> **SHORT EXERCISE**:
Copy every line of the records below without any change, omitting the pictures from your answer.

Layout records:
>>>
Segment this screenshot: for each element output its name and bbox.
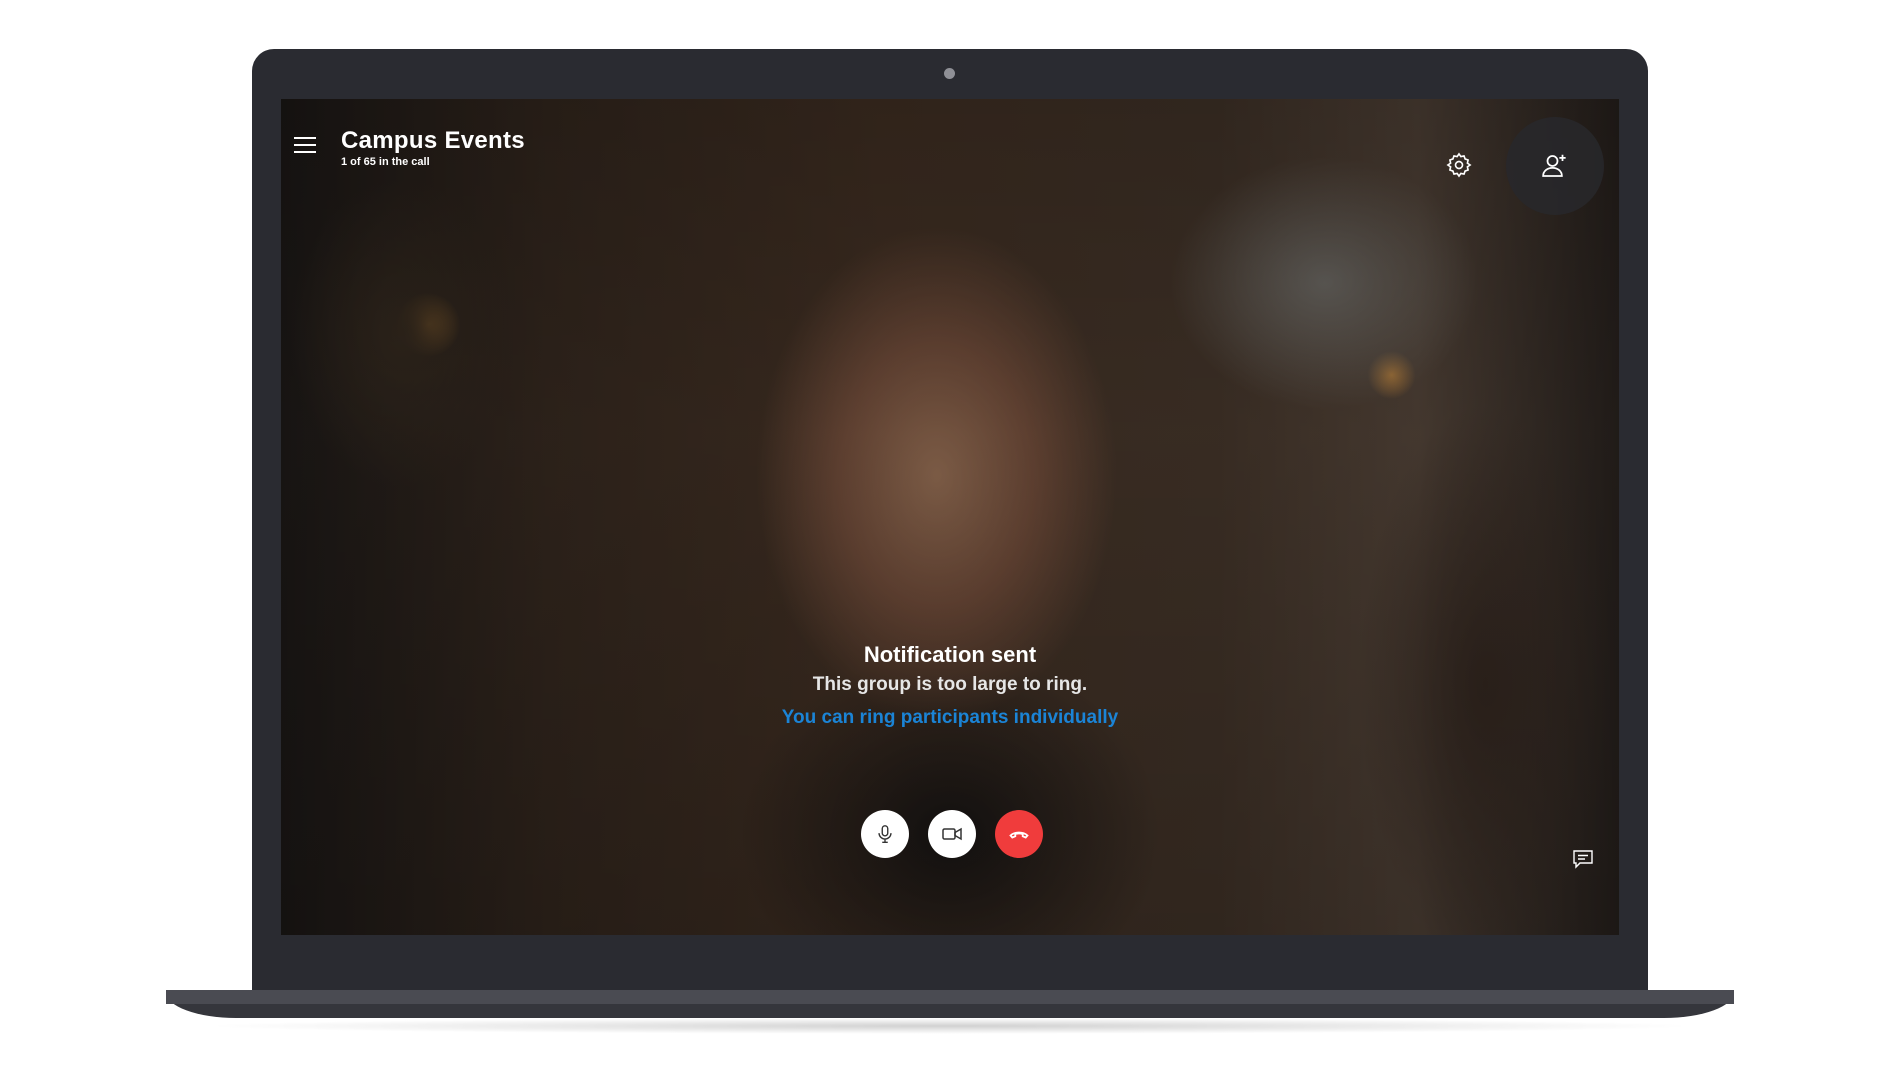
- ring-individually-link[interactable]: You can ring participants individually: [782, 704, 1118, 732]
- end-call-button[interactable]: [995, 810, 1043, 858]
- chat-bubble-icon[interactable]: [1571, 847, 1595, 871]
- microphone-icon: [878, 825, 892, 843]
- hang-up-icon: [1009, 831, 1029, 839]
- laptop-lid: Campus Events 1 of 65 in the call Notifi…: [252, 49, 1648, 990]
- call-header: Campus Events 1 of 65 in the call: [341, 127, 525, 169]
- laptop-base-edge: [166, 990, 1734, 1004]
- call-controls: [861, 810, 1051, 858]
- video-camera-icon: [942, 827, 962, 841]
- hamburger-menu-icon[interactable]: [294, 137, 316, 155]
- video-toggle-button[interactable]: [928, 810, 976, 858]
- participant-count: 1 of 65 in the call: [341, 156, 430, 168]
- add-participant-button[interactable]: [1506, 117, 1604, 215]
- call-title: Campus Events: [341, 127, 525, 154]
- notification-title: Notification sent: [863, 642, 1037, 667]
- gear-icon[interactable]: [1445, 151, 1473, 179]
- mute-button[interactable]: [861, 810, 909, 858]
- call-screen: Campus Events 1 of 65 in the call Notifi…: [281, 99, 1619, 935]
- webcam-dot: [944, 68, 955, 79]
- notification-panel: Notification sent This group is too larg…: [281, 641, 1619, 732]
- laptop-shadow: [200, 1018, 1700, 1034]
- notification-body: This group is too large to ring.: [812, 674, 1088, 695]
- add-person-icon: [1542, 154, 1566, 177]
<<<
> **EXERCISE RESULT**:
Segment this screenshot: for each element output its name and bbox.
- ring-individually-link[interactable]: You can ring participants individually: [782, 704, 1118, 732]
- end-call-button[interactable]: [995, 810, 1043, 858]
- chat-bubble-icon[interactable]: [1571, 847, 1595, 871]
- microphone-icon: [878, 825, 892, 843]
- hang-up-icon: [1009, 831, 1029, 839]
- laptop-lid: Campus Events 1 of 65 in the call Notifi…: [252, 49, 1648, 990]
- call-header: Campus Events 1 of 65 in the call: [341, 127, 525, 169]
- laptop-base-edge: [166, 990, 1734, 1004]
- call-controls: [861, 810, 1051, 858]
- video-camera-icon: [942, 827, 962, 841]
- hamburger-menu-icon[interactable]: [294, 137, 316, 155]
- video-toggle-button[interactable]: [928, 810, 976, 858]
- participant-count: 1 of 65 in the call: [341, 156, 430, 168]
- add-participant-button[interactable]: [1506, 117, 1604, 215]
- call-title: Campus Events: [341, 127, 525, 154]
- notification-title: Notification sent: [863, 642, 1037, 667]
- gear-icon[interactable]: [1445, 151, 1473, 179]
- mute-button[interactable]: [861, 810, 909, 858]
- call-screen: Campus Events 1 of 65 in the call Notifi…: [281, 99, 1619, 935]
- webcam-dot: [944, 68, 955, 79]
- notification-panel: Notification sent This group is too larg…: [281, 641, 1619, 732]
- laptop-shadow: [200, 1018, 1700, 1034]
- notification-body: This group is too large to ring.: [812, 674, 1088, 695]
- add-person-icon: [1542, 154, 1566, 177]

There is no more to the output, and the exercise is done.